START

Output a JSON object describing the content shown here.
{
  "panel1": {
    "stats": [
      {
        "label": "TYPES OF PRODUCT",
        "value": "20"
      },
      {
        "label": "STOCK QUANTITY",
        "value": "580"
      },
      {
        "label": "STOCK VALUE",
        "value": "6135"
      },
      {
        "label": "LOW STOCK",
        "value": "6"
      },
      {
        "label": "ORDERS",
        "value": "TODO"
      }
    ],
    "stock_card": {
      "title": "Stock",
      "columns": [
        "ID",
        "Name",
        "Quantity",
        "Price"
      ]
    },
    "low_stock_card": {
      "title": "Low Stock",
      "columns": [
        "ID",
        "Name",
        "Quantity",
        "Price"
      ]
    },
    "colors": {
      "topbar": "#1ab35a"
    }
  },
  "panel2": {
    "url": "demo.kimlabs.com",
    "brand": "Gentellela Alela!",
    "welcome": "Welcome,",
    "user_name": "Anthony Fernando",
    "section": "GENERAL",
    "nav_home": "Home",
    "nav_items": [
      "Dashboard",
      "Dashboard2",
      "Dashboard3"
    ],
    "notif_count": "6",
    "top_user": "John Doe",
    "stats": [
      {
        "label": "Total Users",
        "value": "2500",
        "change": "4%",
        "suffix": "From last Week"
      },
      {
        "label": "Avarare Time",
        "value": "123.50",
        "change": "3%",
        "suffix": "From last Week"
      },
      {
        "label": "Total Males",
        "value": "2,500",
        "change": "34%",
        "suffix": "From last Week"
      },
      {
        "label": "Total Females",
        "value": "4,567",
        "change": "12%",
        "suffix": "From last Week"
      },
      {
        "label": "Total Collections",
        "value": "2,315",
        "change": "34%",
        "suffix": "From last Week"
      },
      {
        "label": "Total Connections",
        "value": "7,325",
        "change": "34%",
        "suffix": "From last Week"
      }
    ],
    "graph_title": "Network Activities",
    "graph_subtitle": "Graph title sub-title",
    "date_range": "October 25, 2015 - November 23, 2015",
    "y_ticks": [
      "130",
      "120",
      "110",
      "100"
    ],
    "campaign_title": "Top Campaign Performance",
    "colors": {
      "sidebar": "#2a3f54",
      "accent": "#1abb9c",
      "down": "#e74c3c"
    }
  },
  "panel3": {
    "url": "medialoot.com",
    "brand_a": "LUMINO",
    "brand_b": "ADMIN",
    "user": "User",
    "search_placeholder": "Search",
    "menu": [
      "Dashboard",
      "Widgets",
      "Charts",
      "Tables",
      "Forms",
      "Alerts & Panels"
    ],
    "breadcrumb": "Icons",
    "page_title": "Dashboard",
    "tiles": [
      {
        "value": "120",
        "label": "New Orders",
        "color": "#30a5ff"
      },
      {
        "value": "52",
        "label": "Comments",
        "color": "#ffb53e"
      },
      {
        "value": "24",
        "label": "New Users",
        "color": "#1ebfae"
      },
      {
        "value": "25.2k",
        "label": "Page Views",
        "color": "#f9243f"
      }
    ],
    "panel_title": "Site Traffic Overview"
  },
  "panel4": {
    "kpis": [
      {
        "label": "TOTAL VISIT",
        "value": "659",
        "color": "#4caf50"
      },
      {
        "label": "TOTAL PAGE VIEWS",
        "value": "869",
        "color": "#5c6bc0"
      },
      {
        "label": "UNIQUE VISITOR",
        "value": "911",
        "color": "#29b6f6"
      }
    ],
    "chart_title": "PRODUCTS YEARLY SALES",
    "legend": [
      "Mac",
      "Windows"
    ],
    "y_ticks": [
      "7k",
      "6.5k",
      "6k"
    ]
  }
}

END

■ **Given instruction**
Extract the whole listing, character for character.

■ **Response below**
Output a JSON object describing the content shown here.
{
  "panel1": {
    "stats": [
      {
        "label": "TYPES OF PRODUCT",
        "value": "20"
      },
      {
        "label": "STOCK QUANTITY",
        "value": "580"
      },
      {
        "label": "STOCK VALUE",
        "value": "6135"
      },
      {
        "label": "LOW STOCK",
        "value": "6"
      },
      {
        "label": "ORDERS",
        "value": "TODO"
      }
    ],
    "stock_card": {
      "title": "Stock",
      "columns": [
        "ID",
        "Name",
        "Quantity",
        "Price"
      ]
    },
    "low_stock_card": {
      "title": "Low Stock",
      "columns": [
        "ID",
        "Name",
        "Quantity",
        "Price"
      ]
    },
    "colors": {
      "topbar": "#1ab35a"
    }
  },
  "panel2": {
    "url": "demo.kimlabs.com",
    "brand": "Gentellela Alela!",
    "welcome": "Welcome,",
    "user_name": "Anthony Fernando",
    "section": "GENERAL",
    "nav_home": "Home",
    "nav_items": [
      "Dashboard",
      "Dashboard2",
      "Dashboard3"
    ],
    "notif_count": "6",
    "top_user": "John Doe",
    "stats": [
      {
        "label": "Total Users",
        "value": "2500",
        "change": "4%",
        "suffix": "From last Week"
      },
      {
        "label": "Avarare Time",
        "value": "123.50",
        "change": "3%",
        "suffix": "From last Week"
      },
      {
        "label": "Total Males",
        "value": "2,500",
        "change": "34%",
        "suffix": "From last Week"
      },
      {
        "label": "Total Females",
        "value": "4,567",
        "change": "12%",
        "suffix": "From last Week"
      },
      {
        "label": "Total Collections",
        "value": "2,315",
        "change": "34%",
        "suffix": "From last Week"
      },
      {
        "label": "Total Connections",
        "value": "7,325",
        "change": "34%",
        "suffix": "From last Week"
      }
    ],
    "graph_title": "Network Activities",
    "graph_subtitle": "Graph title sub-title",
    "date_range": "October 25, 2015 - November 23, 2015",
    "y_ticks": [
      "130",
      "120",
      "110",
      "100"
    ],
    "campaign_title": "Top Campaign Performance",
    "colors": {
      "sidebar": "#2a3f54",
      "accent": "#1abb9c",
      "down": "#e74c3c"
    }
  },
  "panel3": {
    "url": "medialoot.com",
    "brand_a": "LUMINO",
    "brand_b": "ADMIN",
    "user": "User",
    "search_placeholder": "Search",
    "menu": [
      "Dashboard",
      "Widgets",
      "Charts",
      "Tables",
      "Forms",
      "Alerts & Panels"
    ],
    "breadcrumb": "Icons",
    "page_title": "Dashboard",
    "tiles": [
      {
        "value": "120",
        "label": "New Orders",
        "color": "#30a5ff"
      },
      {
        "value": "52",
        "label": "Comments",
        "color": "#ffb53e"
      },
      {
        "value": "24",
        "label": "New Users",
        "color": "#1ebfae"
      },
      {
        "value": "25.2k",
        "label": "Page Views",
        "color": "#f9243f"
      }
    ],
    "panel_title": "Site Traffic Overview"
  },
  "panel4": {
    "kpis": [
      {
        "label": "TOTAL VISIT",
        "value": "659",
        "color": "#4caf50"
      },
      {
        "label": "TOTAL PAGE VIEWS",
        "value": "869",
        "color": "#5c6bc0"
      },
      {
        "label": "UNIQUE VISITOR",
        "value": "911",
        "color": "#29b6f6"
      }
    ],
    "chart_title": "PRODUCTS YEARLY SALES",
    "legend": [
      "Mac",
      "Windows"
    ],
    "y_ticks": [
      "7k",
      "6.5k",
      "6k"
    ]
  }
}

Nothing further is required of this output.